▶ [Your instructions]:
In the records that follow, show each line where the word "xlabel" is present.

============================================================

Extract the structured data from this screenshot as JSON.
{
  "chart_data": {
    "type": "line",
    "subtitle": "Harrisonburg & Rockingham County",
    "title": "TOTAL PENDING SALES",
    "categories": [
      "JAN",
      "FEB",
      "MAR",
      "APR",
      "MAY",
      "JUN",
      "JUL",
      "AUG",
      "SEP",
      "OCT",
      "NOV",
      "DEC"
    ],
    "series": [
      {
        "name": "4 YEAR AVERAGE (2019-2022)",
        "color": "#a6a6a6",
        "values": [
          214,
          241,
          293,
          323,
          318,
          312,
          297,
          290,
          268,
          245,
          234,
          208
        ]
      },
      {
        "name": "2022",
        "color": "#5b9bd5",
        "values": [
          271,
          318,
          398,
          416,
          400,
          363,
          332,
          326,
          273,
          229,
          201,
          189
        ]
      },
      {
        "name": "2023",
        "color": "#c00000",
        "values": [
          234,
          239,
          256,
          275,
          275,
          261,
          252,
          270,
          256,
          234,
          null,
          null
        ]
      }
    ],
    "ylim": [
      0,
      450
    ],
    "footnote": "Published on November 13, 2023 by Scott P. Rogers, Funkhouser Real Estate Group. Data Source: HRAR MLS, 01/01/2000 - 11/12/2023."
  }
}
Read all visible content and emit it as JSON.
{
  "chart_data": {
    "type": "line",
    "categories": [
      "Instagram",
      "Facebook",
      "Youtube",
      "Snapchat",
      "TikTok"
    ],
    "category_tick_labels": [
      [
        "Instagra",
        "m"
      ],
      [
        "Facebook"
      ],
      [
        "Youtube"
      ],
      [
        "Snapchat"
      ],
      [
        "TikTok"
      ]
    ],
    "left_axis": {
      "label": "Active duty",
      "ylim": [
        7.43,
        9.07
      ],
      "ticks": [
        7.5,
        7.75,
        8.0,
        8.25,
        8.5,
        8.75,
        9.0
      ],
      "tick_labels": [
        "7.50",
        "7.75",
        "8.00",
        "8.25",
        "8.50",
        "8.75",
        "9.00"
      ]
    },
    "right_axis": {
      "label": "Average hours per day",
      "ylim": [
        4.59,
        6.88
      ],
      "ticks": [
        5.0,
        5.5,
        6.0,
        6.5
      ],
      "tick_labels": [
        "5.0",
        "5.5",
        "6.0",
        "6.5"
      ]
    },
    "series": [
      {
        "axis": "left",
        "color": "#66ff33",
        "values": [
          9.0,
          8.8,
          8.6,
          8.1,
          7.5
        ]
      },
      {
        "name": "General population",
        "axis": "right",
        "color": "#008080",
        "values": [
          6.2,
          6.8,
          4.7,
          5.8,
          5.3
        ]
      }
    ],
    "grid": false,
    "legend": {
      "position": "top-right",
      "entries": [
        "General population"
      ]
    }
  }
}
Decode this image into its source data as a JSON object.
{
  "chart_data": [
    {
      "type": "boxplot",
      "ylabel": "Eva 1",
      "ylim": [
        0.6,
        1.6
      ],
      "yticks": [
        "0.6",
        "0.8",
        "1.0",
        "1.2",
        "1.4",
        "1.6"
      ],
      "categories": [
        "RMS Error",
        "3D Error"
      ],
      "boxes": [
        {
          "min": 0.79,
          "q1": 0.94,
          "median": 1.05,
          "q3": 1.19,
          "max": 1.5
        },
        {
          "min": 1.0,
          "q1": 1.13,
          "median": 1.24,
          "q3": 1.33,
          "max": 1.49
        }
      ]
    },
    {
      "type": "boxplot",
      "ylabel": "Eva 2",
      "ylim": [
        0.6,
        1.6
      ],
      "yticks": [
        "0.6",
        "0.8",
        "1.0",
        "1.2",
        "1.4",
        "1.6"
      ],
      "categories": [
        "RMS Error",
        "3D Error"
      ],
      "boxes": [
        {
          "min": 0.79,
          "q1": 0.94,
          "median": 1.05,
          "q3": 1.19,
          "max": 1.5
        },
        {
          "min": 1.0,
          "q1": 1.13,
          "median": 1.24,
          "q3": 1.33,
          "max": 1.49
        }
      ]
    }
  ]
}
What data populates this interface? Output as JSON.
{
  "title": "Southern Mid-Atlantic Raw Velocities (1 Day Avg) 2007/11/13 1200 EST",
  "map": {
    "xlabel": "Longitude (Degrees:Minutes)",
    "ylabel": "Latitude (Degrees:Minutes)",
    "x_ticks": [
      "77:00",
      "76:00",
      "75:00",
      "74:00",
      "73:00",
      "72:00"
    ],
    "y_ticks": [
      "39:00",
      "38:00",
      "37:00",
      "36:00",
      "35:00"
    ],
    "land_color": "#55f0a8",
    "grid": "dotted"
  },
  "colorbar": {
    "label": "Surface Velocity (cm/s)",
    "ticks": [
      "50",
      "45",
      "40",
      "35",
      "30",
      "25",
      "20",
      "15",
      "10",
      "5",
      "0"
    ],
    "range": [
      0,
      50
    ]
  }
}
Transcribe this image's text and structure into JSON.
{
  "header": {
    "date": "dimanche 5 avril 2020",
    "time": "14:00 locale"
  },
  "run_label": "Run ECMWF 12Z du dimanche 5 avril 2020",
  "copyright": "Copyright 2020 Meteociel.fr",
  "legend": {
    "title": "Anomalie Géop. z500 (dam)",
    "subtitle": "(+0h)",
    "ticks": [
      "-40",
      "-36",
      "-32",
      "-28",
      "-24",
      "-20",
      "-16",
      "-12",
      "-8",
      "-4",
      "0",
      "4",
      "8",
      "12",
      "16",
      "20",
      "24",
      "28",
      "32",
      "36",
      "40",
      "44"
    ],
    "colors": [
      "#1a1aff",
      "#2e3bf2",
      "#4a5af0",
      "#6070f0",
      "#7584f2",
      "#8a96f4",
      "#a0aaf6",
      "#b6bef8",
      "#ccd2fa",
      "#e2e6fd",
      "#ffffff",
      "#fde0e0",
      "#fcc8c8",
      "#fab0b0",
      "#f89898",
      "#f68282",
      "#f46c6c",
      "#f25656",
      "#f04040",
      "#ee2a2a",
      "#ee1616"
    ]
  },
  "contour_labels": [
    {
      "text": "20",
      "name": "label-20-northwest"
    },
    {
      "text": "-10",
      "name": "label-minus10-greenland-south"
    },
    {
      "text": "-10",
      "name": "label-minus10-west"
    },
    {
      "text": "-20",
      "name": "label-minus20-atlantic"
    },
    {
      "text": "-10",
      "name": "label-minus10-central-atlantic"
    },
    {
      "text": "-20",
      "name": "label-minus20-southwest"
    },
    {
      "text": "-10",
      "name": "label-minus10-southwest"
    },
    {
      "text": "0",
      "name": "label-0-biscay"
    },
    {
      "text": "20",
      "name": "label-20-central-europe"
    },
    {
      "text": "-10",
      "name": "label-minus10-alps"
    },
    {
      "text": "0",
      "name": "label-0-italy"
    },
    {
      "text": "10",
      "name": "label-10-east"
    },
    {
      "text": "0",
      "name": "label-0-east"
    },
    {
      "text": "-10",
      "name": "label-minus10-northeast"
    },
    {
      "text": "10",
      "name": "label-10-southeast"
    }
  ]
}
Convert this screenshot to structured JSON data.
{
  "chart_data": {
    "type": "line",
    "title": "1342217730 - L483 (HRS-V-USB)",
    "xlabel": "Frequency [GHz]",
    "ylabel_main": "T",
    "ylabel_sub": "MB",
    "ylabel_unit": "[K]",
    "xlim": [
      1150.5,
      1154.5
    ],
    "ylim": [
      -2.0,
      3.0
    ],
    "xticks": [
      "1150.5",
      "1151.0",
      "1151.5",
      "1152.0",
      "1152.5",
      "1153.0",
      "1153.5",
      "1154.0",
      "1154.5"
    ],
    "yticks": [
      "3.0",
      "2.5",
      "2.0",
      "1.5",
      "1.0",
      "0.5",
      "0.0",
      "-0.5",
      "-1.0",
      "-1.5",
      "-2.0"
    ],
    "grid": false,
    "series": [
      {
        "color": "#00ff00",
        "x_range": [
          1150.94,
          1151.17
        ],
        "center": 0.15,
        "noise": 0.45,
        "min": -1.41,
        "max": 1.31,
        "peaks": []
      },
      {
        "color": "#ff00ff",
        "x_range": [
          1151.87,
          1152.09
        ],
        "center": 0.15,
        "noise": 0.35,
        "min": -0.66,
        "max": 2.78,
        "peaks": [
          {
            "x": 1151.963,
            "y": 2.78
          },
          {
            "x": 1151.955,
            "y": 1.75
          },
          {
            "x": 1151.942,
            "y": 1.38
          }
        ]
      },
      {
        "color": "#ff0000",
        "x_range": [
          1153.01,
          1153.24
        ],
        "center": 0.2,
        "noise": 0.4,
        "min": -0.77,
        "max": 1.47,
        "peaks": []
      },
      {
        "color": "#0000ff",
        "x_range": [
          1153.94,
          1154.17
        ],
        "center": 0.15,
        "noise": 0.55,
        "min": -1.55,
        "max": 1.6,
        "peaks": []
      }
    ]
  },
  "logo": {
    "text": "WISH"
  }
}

============================================================

▶ [The reply]:
    "xlabel": "Longitude (Degrees:Minutes)",
    "xlabel": "Frequency [GHz]",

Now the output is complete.